** Goal **
Report how many lines in the listing below include the word "color". Write nothing besides the number.

** Task inputs **

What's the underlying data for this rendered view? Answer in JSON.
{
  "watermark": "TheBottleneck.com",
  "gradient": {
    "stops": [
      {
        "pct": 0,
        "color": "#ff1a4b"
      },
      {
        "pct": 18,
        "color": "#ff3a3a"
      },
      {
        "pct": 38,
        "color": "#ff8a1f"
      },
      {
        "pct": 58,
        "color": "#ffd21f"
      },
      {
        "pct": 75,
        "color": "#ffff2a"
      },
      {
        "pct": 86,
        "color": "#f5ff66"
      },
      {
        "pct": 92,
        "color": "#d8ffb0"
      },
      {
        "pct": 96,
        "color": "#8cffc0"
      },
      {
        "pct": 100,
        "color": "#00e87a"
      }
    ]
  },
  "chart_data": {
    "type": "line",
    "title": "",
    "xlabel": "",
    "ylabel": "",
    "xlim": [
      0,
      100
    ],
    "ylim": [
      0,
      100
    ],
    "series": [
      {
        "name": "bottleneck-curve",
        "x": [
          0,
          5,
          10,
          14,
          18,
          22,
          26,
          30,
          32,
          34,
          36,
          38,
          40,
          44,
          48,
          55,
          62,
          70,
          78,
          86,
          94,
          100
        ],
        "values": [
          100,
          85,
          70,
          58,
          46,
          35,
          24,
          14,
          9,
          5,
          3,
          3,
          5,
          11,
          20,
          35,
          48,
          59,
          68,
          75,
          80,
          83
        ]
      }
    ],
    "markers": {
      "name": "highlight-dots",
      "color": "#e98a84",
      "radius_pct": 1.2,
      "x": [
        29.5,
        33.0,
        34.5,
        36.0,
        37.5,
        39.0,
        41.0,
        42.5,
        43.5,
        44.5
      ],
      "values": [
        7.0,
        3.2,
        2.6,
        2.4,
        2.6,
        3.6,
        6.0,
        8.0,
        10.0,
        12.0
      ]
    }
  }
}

** Output below **
10